§ What is needed
Transcribe the following data line for line, keeping every character unchanged.
━━━━━━━━━━
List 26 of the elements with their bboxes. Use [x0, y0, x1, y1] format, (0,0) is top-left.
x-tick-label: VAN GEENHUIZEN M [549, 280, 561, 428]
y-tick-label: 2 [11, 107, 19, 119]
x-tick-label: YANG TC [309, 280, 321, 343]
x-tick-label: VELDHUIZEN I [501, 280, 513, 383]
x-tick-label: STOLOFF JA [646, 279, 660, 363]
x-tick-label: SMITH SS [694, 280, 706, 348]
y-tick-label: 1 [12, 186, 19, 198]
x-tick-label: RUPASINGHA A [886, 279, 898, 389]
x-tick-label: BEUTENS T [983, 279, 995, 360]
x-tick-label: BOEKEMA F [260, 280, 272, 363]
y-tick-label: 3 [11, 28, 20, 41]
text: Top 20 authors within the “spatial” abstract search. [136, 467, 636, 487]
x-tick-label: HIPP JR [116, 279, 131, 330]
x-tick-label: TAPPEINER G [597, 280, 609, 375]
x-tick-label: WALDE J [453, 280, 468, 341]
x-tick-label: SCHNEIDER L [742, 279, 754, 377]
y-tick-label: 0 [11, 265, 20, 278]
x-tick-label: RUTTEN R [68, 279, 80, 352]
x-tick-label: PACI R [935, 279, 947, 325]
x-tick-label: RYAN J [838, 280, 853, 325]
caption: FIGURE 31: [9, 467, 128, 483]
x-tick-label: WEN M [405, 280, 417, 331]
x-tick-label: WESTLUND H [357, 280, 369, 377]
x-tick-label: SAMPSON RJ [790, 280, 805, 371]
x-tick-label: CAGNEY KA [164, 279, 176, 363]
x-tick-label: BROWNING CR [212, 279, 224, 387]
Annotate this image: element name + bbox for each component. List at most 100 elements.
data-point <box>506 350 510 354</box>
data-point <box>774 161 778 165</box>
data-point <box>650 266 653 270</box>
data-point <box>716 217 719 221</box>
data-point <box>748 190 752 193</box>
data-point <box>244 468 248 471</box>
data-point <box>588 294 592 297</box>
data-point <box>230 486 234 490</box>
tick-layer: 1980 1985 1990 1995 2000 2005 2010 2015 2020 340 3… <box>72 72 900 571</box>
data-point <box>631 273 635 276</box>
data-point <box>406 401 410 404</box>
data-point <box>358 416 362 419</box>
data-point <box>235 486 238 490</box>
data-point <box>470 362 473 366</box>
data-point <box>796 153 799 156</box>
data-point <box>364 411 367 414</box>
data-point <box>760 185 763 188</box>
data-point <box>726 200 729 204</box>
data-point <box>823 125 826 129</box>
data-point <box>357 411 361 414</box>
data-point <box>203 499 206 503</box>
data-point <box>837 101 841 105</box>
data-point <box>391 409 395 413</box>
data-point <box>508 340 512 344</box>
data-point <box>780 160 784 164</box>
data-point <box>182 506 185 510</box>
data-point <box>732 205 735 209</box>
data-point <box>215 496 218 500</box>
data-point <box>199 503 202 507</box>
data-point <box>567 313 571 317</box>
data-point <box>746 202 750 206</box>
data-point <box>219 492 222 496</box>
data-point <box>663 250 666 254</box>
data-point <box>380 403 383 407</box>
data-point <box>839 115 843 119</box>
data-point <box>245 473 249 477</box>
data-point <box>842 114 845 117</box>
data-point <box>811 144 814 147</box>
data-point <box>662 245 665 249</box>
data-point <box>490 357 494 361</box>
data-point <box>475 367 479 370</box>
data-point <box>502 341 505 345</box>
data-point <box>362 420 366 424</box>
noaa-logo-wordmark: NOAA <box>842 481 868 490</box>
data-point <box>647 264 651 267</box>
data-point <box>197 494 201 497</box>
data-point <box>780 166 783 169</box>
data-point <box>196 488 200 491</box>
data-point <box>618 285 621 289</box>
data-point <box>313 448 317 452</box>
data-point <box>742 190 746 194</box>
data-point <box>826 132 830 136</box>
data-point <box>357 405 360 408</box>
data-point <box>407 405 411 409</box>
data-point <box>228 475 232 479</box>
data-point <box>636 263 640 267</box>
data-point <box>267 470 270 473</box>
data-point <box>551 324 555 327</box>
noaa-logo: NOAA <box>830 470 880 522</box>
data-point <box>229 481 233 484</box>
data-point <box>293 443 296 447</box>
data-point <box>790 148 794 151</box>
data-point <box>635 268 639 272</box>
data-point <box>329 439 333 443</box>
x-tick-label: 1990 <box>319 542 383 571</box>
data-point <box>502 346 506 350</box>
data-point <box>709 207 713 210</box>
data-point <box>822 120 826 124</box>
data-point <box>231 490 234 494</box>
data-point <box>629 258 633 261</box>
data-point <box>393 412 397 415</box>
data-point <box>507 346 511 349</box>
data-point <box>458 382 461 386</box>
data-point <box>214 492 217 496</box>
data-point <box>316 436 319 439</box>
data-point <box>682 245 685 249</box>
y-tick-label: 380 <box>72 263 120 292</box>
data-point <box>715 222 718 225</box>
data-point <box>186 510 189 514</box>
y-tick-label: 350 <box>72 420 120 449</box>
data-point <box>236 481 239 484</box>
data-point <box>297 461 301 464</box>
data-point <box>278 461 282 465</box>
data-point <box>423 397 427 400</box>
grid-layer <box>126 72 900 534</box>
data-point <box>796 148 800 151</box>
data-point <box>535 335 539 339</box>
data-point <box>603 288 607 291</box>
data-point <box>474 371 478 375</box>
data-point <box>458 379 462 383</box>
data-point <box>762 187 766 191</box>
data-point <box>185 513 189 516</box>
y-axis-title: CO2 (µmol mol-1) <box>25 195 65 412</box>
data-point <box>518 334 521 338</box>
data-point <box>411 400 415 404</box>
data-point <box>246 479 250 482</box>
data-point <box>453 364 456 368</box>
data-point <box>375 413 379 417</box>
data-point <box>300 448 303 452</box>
━━━━━━━━━━
§ Correct answer
List 26 of the elements with their bboxes. Use [x0, y0, x1, y1] format, (0,0) is top-left.
x-tick-label: VAN GEENHUIZEN M [549, 280, 561, 428]
y-tick-label: 2 [11, 107, 19, 119]
x-tick-label: YANG TC [309, 280, 321, 343]
x-tick-label: VELDHUIZEN I [501, 280, 513, 383]
x-tick-label: STOLOFF JA [646, 279, 660, 363]
x-tick-label: SMITH SS [694, 280, 706, 348]
y-tick-label: 1 [12, 186, 19, 198]
x-tick-label: RUPASINGHA A [886, 279, 898, 389]
x-tick-label: BEUTENS T [983, 279, 995, 360]
x-tick-label: BOEKEMA F [260, 280, 272, 363]
y-tick-label: 3 [11, 28, 20, 41]
text: Top 20 authors within the “spatial” abstract search. [136, 467, 636, 487]
x-tick-label: HIPP JR [116, 279, 131, 330]
x-tick-label: TAPPEINER G [597, 280, 609, 375]
x-tick-label: WALDE J [453, 280, 468, 341]
x-tick-label: SCHNEIDER L [742, 279, 754, 377]
y-tick-label: 0 [11, 265, 20, 278]
x-tick-label: RUTTEN R [68, 279, 80, 352]
x-tick-label: PACI R [935, 279, 947, 325]
x-tick-label: RYAN J [838, 280, 853, 325]
caption: FIGURE 31: [9, 467, 128, 483]
x-tick-label: WEN M [405, 280, 417, 331]
x-tick-label: WESTLUND H [357, 280, 369, 377]
x-tick-label: SAMPSON RJ [790, 280, 805, 371]
x-tick-label: CAGNEY KA [164, 279, 176, 363]
x-tick-label: BROWNING CR [212, 279, 224, 387]
Annotate this image: element name + bbox for each component. List at most 100 elements.
data-point <box>506 350 510 354</box>
data-point <box>774 161 778 165</box>
data-point <box>650 266 653 270</box>
data-point <box>716 217 719 221</box>
data-point <box>748 190 752 193</box>
data-point <box>244 468 248 471</box>
data-point <box>588 294 592 297</box>
data-point <box>230 486 234 490</box>
tick-layer: 1980 1985 1990 1995 2000 2005 2010 2015 2020 340 3… <box>72 72 900 571</box>
data-point <box>631 273 635 276</box>
data-point <box>406 401 410 404</box>
data-point <box>358 416 362 419</box>
data-point <box>235 486 238 490</box>
data-point <box>470 362 473 366</box>
data-point <box>796 153 799 156</box>
data-point <box>364 411 367 414</box>
data-point <box>760 185 763 188</box>
data-point <box>726 200 729 204</box>
data-point <box>823 125 826 129</box>
data-point <box>357 411 361 414</box>
data-point <box>203 499 206 503</box>
data-point <box>837 101 841 105</box>
data-point <box>391 409 395 413</box>
data-point <box>508 340 512 344</box>
data-point <box>780 160 784 164</box>
data-point <box>182 506 185 510</box>
data-point <box>732 205 735 209</box>
data-point <box>215 496 218 500</box>
data-point <box>199 503 202 507</box>
data-point <box>567 313 571 317</box>
data-point <box>746 202 750 206</box>
data-point <box>219 492 222 496</box>
data-point <box>663 250 666 254</box>
data-point <box>380 403 383 407</box>
data-point <box>839 115 843 119</box>
data-point <box>245 473 249 477</box>
data-point <box>842 114 845 117</box>
data-point <box>811 144 814 147</box>
data-point <box>662 245 665 249</box>
data-point <box>490 357 494 361</box>
data-point <box>475 367 479 370</box>
data-point <box>502 341 505 345</box>
data-point <box>362 420 366 424</box>
noaa-logo-wordmark: NOAA <box>842 481 868 490</box>
data-point <box>647 264 651 267</box>
data-point <box>197 494 201 497</box>
data-point <box>780 166 783 169</box>
data-point <box>196 488 200 491</box>
data-point <box>618 285 621 289</box>
data-point <box>313 448 317 452</box>
data-point <box>742 190 746 194</box>
data-point <box>826 132 830 136</box>
data-point <box>357 405 360 408</box>
data-point <box>407 405 411 409</box>
data-point <box>228 475 232 479</box>
data-point <box>636 263 640 267</box>
data-point <box>267 470 270 473</box>
data-point <box>551 324 555 327</box>
noaa-logo: NOAA <box>830 470 880 522</box>
data-point <box>229 481 233 484</box>
data-point <box>293 443 296 447</box>
data-point <box>790 148 794 151</box>
data-point <box>635 268 639 272</box>
data-point <box>329 439 333 443</box>
x-tick-label: 1990 <box>319 542 383 571</box>
data-point <box>502 346 506 350</box>
data-point <box>709 207 713 210</box>
data-point <box>822 120 826 124</box>
data-point <box>231 490 234 494</box>
data-point <box>629 258 633 261</box>
data-point <box>393 412 397 415</box>
data-point <box>507 346 511 349</box>
data-point <box>458 382 461 386</box>
data-point <box>214 492 217 496</box>
data-point <box>316 436 319 439</box>
data-point <box>682 245 685 249</box>
y-tick-label: 380 <box>72 263 120 292</box>
data-point <box>715 222 718 225</box>
data-point <box>186 510 189 514</box>
y-tick-label: 350 <box>72 420 120 449</box>
data-point <box>236 481 239 484</box>
data-point <box>297 461 301 464</box>
data-point <box>278 461 282 465</box>
data-point <box>423 397 427 400</box>
grid-layer <box>126 72 900 534</box>
data-point <box>796 148 800 151</box>
data-point <box>535 335 539 339</box>
data-point <box>603 288 607 291</box>
data-point <box>474 371 478 375</box>
data-point <box>458 379 462 383</box>
data-point <box>762 187 766 191</box>
data-point <box>185 513 189 516</box>
y-axis-title: CO2 (µmol mol-1) <box>25 195 65 412</box>
data-point <box>518 334 521 338</box>
data-point <box>411 400 415 404</box>
data-point <box>246 479 250 482</box>
data-point <box>453 364 456 368</box>
data-point <box>375 413 379 417</box>
data-point <box>300 448 303 452</box>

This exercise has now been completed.